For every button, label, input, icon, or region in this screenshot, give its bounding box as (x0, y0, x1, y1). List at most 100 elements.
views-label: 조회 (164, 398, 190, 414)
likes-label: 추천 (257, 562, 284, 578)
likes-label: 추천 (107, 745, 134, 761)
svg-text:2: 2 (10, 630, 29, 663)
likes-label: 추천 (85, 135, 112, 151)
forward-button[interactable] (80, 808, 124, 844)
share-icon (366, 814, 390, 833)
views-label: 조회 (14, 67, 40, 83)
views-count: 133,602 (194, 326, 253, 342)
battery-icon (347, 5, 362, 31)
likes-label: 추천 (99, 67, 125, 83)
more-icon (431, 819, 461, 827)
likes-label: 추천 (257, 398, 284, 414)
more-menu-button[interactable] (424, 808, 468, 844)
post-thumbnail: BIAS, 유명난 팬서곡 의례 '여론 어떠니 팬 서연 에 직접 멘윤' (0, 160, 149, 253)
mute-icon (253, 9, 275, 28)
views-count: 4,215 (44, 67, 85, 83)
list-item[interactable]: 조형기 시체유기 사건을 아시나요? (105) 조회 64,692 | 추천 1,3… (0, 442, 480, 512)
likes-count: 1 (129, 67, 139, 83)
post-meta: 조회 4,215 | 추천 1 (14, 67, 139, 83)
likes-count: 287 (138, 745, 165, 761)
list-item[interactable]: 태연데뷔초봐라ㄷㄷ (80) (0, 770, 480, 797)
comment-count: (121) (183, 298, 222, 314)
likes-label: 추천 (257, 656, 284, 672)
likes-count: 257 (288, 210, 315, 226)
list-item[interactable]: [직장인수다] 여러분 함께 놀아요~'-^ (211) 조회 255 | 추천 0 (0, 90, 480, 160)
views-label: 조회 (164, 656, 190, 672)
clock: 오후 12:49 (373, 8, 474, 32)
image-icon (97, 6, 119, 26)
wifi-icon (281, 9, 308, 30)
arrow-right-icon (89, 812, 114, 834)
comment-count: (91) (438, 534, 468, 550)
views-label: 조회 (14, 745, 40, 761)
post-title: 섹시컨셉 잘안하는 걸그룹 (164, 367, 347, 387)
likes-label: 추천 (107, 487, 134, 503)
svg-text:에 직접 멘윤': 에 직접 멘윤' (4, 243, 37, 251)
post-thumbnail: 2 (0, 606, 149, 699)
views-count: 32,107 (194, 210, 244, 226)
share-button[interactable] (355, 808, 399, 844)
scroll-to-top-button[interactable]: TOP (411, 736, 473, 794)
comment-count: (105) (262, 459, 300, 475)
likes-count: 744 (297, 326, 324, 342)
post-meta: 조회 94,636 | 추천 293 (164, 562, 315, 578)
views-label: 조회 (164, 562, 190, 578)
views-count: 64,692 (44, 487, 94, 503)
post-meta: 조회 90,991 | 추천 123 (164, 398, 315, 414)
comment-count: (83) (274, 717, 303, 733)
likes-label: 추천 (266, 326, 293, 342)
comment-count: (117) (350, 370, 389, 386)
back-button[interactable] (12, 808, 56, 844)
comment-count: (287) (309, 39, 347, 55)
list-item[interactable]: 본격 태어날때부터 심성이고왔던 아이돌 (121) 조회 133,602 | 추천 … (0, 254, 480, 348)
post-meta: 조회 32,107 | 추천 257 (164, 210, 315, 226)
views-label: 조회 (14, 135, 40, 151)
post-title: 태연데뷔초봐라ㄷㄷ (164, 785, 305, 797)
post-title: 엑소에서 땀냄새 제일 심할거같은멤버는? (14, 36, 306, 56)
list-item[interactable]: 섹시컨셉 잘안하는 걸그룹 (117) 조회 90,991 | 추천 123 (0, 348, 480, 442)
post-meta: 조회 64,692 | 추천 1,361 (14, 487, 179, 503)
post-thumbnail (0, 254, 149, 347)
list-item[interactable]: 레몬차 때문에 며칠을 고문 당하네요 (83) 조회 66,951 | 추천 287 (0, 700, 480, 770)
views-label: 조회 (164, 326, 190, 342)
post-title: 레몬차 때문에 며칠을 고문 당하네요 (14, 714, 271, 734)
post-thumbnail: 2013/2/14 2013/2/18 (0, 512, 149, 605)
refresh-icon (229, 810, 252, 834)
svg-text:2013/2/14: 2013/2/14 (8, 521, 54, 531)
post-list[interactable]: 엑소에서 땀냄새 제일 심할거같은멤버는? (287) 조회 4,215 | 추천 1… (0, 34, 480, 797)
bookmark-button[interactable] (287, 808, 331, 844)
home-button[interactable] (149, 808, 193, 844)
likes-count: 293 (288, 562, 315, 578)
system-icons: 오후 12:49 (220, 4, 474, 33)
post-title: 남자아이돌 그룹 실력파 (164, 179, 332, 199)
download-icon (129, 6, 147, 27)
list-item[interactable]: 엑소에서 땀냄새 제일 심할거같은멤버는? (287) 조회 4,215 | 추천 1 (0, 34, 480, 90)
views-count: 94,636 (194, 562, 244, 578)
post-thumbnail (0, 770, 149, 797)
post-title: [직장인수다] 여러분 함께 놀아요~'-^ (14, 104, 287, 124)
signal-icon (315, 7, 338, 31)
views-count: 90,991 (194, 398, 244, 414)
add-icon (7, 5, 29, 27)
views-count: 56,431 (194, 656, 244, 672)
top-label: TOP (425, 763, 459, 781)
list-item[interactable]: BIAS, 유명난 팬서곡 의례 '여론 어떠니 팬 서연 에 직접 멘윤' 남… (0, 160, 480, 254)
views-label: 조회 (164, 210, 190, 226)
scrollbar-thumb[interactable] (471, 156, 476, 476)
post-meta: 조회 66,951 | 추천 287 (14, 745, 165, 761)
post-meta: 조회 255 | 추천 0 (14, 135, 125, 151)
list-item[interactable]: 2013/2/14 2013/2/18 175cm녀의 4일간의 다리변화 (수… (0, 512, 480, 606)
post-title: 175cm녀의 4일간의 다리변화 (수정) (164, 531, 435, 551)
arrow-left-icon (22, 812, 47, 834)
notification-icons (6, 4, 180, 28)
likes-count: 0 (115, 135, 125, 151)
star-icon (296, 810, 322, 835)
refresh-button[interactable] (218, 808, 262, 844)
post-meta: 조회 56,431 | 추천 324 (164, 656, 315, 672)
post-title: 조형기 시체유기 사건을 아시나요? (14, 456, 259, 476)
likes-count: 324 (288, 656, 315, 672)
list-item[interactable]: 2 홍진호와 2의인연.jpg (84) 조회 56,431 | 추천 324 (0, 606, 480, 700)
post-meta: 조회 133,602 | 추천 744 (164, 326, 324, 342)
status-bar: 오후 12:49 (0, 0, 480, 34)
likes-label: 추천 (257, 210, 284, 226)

## Exercise instructions
Copy the listing from its first line through the line holding "likes-label: 추천 (85, 135, 112, 151)", inclusive, swapping every "likes-label" for "recommend-label" and keeping everything else the same. Give only those lines.

## Solution for this exercise
For every button, label, input, icon, or region in this screenshot, give its bounding box as (x0, y0, x1, y1). List at most 100 elements.
views-label: 조회 (164, 398, 190, 414)
recommend-label: 추천 (257, 562, 284, 578)
recommend-label: 추천 (107, 745, 134, 761)
svg-text:2: 2 (10, 630, 29, 663)
recommend-label: 추천 (85, 135, 112, 151)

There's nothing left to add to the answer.